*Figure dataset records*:

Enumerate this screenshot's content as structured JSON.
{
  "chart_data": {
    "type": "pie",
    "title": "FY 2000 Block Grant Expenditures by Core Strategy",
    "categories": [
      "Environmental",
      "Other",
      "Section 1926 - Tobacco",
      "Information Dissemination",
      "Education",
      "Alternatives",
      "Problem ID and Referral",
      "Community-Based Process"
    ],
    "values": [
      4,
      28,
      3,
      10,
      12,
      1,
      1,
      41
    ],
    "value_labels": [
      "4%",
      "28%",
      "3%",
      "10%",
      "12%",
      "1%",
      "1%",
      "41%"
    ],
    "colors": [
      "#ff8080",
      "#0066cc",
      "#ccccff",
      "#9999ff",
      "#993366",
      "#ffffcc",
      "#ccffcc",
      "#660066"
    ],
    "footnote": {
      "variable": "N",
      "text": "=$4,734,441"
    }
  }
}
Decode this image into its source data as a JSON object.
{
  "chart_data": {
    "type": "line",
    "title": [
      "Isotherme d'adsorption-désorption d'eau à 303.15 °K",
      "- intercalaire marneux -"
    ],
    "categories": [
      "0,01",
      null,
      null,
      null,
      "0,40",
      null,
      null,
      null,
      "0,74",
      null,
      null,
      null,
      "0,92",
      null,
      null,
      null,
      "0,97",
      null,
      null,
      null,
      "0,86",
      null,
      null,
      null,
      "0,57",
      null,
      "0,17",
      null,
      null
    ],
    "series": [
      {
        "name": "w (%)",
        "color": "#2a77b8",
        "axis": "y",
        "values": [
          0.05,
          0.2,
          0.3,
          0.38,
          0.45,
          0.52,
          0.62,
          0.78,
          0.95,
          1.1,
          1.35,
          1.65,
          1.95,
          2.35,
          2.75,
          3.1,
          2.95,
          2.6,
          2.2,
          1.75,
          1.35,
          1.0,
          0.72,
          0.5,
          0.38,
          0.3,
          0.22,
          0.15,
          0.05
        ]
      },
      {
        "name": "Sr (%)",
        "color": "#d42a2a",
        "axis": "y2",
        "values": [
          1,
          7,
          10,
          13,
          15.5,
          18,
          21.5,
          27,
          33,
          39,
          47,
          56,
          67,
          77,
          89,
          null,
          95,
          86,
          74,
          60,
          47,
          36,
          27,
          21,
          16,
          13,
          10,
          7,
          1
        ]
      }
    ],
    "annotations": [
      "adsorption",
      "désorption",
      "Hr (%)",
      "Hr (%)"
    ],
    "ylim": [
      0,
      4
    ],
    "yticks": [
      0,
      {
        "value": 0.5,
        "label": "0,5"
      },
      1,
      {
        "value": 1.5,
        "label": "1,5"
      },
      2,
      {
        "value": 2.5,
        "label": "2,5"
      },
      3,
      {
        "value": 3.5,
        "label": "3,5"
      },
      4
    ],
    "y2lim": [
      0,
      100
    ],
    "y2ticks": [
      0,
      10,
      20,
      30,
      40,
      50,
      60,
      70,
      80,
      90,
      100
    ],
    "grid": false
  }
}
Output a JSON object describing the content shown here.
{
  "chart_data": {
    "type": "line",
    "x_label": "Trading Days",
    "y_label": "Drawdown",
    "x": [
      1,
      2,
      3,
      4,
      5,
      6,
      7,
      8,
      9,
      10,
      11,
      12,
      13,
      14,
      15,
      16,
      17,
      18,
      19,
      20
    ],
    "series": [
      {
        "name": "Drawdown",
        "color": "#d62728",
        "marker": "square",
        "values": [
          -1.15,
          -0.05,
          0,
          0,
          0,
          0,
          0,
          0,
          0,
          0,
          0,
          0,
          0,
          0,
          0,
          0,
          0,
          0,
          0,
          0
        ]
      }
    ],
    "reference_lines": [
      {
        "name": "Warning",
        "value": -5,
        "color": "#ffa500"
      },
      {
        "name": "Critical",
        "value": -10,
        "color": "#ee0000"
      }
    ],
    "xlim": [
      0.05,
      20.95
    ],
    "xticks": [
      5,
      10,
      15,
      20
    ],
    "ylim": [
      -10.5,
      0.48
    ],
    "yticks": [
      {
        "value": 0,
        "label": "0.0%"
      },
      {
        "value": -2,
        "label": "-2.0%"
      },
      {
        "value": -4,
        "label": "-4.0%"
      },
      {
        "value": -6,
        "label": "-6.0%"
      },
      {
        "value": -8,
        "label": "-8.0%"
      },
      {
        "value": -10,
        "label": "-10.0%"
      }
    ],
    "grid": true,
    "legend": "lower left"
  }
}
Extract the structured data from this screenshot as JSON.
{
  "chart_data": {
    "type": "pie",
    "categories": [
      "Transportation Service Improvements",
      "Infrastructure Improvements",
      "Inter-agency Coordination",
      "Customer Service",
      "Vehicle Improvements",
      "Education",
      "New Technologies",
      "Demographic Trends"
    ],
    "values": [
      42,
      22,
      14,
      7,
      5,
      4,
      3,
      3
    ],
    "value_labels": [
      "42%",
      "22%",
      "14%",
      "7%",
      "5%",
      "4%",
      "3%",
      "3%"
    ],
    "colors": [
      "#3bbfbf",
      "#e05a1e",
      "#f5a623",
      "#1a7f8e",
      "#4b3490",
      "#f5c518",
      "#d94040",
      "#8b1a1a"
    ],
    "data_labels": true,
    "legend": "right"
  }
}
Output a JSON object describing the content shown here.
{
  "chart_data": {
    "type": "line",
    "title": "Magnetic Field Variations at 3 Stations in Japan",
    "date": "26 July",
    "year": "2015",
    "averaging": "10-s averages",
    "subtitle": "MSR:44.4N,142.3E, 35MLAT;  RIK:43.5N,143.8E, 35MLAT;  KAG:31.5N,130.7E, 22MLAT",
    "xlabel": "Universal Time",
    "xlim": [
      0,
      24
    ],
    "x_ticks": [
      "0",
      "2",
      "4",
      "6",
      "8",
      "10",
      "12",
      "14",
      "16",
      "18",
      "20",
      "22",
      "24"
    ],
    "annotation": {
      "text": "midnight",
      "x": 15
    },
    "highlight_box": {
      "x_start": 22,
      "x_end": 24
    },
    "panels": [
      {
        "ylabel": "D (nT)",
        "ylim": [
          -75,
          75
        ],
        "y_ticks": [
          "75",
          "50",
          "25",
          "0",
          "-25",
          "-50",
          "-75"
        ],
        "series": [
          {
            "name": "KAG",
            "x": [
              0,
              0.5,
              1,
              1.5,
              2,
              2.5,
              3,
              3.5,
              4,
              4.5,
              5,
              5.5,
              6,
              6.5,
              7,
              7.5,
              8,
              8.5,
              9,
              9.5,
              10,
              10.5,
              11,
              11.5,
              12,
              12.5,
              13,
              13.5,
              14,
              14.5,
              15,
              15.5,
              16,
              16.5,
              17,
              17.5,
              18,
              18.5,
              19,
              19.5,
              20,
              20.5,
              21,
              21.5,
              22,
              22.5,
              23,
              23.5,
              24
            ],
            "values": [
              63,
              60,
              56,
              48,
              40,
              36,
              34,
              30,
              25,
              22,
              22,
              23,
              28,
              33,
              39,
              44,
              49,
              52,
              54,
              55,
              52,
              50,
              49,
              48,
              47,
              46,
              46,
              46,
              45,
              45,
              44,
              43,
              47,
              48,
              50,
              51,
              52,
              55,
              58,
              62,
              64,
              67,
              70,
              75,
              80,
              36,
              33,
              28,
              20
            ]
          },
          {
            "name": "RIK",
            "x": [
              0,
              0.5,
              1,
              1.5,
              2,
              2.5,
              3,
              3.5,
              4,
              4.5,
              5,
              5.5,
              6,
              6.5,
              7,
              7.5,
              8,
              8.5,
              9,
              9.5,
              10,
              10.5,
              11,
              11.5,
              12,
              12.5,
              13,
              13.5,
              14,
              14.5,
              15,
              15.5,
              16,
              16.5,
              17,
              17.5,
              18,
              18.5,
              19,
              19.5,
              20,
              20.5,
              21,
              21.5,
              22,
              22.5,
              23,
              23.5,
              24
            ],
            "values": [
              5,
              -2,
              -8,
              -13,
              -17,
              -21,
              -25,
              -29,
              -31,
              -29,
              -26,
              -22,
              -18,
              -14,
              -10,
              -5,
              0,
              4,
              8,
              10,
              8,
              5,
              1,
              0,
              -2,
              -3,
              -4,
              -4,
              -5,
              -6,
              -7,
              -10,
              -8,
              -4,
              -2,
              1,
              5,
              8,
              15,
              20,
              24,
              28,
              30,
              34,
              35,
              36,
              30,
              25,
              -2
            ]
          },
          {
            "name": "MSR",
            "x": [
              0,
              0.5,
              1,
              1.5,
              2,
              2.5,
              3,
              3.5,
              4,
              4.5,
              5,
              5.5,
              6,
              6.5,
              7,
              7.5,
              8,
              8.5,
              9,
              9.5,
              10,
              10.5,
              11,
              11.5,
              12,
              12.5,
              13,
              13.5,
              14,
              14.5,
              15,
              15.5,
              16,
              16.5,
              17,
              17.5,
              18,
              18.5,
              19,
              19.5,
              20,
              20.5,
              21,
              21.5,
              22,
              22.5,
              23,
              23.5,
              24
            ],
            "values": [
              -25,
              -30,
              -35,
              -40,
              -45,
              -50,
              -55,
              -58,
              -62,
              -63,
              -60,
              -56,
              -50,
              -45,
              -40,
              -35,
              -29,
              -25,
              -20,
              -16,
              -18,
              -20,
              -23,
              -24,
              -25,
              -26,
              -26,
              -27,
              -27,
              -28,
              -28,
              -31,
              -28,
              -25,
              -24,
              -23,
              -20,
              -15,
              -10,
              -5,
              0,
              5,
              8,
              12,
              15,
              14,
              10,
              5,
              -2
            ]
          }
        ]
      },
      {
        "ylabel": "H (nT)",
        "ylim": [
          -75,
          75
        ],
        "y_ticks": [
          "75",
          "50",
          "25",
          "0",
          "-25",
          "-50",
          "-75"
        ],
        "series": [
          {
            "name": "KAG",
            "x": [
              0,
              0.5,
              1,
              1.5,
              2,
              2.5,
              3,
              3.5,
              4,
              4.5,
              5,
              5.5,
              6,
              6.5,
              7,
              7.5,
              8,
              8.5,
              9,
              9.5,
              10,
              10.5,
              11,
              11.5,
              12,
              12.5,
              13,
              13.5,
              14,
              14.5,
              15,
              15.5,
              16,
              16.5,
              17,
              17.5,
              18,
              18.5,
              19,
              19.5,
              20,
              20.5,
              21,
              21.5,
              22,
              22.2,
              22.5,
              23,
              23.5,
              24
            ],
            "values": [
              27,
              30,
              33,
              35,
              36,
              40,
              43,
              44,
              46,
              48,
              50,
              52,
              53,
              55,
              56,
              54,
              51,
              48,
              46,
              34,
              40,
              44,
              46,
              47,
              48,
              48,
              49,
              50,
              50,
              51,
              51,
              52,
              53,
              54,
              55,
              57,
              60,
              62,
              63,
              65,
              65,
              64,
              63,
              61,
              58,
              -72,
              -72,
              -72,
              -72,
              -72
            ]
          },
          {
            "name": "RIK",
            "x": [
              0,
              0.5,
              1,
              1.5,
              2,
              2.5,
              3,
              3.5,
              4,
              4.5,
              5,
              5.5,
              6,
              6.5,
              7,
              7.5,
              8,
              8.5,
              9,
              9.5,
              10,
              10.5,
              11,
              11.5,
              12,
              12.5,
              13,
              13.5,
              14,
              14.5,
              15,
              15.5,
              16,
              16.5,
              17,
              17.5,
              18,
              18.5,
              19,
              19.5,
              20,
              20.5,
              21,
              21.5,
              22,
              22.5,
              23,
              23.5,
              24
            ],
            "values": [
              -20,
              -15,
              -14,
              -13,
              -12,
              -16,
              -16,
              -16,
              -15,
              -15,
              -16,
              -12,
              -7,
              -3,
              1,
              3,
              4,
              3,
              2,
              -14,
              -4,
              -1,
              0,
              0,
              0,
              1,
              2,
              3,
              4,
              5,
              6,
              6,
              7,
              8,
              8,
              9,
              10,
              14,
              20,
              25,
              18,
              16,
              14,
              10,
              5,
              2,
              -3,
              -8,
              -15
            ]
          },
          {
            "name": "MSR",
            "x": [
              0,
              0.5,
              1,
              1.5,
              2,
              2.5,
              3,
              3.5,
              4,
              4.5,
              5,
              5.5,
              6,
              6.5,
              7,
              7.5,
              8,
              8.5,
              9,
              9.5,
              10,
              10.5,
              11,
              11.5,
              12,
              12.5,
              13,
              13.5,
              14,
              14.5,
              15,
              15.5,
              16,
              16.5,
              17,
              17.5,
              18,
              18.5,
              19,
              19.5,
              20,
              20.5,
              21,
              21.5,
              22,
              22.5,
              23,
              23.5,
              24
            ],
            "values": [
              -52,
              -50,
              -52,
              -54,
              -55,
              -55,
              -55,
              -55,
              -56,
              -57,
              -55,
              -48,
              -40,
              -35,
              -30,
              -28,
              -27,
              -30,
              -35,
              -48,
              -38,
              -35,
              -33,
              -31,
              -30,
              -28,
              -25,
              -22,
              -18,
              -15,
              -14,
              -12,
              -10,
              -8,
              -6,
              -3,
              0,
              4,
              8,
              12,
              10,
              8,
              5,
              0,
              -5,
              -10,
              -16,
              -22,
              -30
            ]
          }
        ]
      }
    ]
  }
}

*Do this*: Leave out every line without the string "Improvements" and copy the rest.

*Exercise output*:
      "Transportation Service Improvements",
      "Infrastructure Improvements",
      "Vehicle Improvements",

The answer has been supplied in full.